:: Supplied records
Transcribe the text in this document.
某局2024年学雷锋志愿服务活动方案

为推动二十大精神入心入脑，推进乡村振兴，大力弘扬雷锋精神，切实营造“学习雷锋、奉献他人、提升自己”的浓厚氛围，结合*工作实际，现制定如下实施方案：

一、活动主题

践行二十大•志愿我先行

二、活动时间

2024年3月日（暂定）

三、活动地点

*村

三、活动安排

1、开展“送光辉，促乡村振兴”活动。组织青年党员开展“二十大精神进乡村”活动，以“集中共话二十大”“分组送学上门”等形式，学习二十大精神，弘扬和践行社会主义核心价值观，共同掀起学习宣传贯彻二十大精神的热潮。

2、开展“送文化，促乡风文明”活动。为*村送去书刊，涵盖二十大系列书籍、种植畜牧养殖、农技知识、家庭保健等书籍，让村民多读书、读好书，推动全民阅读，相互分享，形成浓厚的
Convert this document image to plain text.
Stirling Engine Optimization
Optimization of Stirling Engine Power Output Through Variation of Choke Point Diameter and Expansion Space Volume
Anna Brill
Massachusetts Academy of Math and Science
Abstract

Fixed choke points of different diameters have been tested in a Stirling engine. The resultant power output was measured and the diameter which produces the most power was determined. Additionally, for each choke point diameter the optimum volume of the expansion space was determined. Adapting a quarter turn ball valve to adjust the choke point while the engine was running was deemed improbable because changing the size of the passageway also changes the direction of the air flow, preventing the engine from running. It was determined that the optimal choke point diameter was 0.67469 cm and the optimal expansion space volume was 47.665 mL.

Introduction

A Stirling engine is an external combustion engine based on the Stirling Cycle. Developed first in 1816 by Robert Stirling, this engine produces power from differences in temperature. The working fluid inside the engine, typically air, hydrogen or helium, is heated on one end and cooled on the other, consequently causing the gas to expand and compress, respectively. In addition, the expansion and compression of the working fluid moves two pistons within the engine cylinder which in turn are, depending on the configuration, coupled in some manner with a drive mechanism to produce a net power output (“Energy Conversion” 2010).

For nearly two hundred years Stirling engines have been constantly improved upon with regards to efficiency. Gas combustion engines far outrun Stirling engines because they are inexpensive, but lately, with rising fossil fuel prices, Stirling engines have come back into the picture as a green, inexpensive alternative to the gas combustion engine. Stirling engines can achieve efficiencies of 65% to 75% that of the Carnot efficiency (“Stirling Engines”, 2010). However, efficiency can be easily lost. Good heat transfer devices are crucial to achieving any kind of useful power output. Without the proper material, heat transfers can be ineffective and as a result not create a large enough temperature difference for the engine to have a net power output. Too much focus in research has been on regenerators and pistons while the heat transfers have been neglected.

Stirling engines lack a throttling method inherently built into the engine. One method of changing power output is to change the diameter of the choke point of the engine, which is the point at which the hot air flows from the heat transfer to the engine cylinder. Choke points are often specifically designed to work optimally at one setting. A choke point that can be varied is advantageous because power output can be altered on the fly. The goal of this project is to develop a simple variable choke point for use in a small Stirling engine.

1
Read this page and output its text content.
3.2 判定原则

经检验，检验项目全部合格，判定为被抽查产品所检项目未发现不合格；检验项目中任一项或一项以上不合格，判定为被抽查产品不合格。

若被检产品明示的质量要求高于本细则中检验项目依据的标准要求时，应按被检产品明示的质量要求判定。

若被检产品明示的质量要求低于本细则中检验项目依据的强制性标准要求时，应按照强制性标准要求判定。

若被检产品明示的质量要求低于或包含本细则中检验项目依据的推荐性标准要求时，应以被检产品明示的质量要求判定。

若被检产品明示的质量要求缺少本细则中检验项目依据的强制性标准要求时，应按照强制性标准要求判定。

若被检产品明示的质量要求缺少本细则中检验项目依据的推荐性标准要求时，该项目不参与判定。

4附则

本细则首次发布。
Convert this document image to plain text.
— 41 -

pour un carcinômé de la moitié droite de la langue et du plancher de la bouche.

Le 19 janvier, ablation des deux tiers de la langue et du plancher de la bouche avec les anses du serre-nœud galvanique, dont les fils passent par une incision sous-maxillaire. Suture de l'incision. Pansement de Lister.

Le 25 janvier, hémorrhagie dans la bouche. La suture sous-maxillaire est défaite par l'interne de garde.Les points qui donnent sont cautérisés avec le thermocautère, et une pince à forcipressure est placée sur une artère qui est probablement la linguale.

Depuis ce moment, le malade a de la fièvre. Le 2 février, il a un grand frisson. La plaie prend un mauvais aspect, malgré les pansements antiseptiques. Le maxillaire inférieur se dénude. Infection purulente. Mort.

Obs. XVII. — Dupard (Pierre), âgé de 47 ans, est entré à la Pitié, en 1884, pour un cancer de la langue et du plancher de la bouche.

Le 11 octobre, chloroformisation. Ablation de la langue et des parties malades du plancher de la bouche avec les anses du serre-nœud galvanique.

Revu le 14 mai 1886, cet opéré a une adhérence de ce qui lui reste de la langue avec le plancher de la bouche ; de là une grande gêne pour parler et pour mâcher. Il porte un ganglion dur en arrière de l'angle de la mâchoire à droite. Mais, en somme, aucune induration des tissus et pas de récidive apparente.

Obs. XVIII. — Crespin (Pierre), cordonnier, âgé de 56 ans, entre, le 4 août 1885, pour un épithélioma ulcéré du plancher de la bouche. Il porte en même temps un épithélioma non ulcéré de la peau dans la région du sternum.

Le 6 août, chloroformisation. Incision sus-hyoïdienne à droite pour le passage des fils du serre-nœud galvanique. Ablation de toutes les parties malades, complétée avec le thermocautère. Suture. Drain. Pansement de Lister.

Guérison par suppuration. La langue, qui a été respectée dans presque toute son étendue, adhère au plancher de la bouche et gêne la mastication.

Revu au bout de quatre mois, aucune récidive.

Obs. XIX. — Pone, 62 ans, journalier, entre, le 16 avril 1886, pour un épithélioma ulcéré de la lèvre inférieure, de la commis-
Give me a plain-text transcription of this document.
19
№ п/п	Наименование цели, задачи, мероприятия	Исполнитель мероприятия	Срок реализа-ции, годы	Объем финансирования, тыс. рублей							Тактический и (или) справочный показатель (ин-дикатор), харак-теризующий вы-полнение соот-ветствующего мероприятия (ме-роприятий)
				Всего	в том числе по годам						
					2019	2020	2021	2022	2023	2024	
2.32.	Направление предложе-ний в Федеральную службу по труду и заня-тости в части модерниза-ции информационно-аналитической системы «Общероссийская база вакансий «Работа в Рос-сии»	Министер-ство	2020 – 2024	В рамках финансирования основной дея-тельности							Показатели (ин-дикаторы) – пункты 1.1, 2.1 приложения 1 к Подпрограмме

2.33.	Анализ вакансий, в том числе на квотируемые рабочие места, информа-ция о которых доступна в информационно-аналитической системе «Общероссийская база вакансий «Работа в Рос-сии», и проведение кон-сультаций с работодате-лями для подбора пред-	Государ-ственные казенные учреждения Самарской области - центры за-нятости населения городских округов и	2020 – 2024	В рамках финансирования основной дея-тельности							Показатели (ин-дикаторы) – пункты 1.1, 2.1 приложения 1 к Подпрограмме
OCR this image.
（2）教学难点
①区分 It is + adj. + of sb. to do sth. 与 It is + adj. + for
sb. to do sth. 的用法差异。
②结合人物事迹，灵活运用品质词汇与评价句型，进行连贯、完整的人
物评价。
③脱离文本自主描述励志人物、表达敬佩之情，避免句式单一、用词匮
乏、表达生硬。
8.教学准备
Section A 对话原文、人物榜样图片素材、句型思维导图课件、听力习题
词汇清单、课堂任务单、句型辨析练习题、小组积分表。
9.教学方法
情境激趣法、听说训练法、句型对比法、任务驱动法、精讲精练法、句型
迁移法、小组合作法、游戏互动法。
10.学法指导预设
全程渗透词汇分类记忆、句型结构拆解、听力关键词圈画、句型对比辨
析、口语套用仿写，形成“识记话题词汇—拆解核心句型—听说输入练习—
::::
**Do this**: Note every line above where the string "have" shows up, and copy those lines.

**Correct output**:
Fixed choke points of different diameters have been tested in a Stirling engine. The resultant power output was measured and the diameter which produces the most power was determined. Additionally, for each choke point diameter the optimum volume of the expansion space was determined. Adapting a quarter turn ball valve to adjust the choke point while the engine was running was deemed improbable because changing the size of the passageway also changes the direction of the air flow, preventing the engine from running. It was determined that the optimal choke point diameter was 0.67469 cm and the optimal expansion space volume was 47.665 mL.
For nearly two hundred years Stirling engines have been constantly improved upon with regards to efficiency. Gas combustion engines far outrun Stirling engines because they are inexpensive, but lately, with rising fossil fuel prices, Stirling engines have come back into the picture as a green, inexpensive alternative to the gas combustion engine. Stirling engines can achieve efficiencies of 65% to 75% that of the Carnot efficiency (“Stirling Engines”, 2010). However, efficiency can be easily lost. Good heat transfer devices are crucial to achieving any kind of useful power output. Without the proper material, heat transfers can be ineffective and as a result not create a large enough temperature difference for the engine to have a net power output. Too much focus in research has been on regenerators and pistons while the heat transfers have been neglected.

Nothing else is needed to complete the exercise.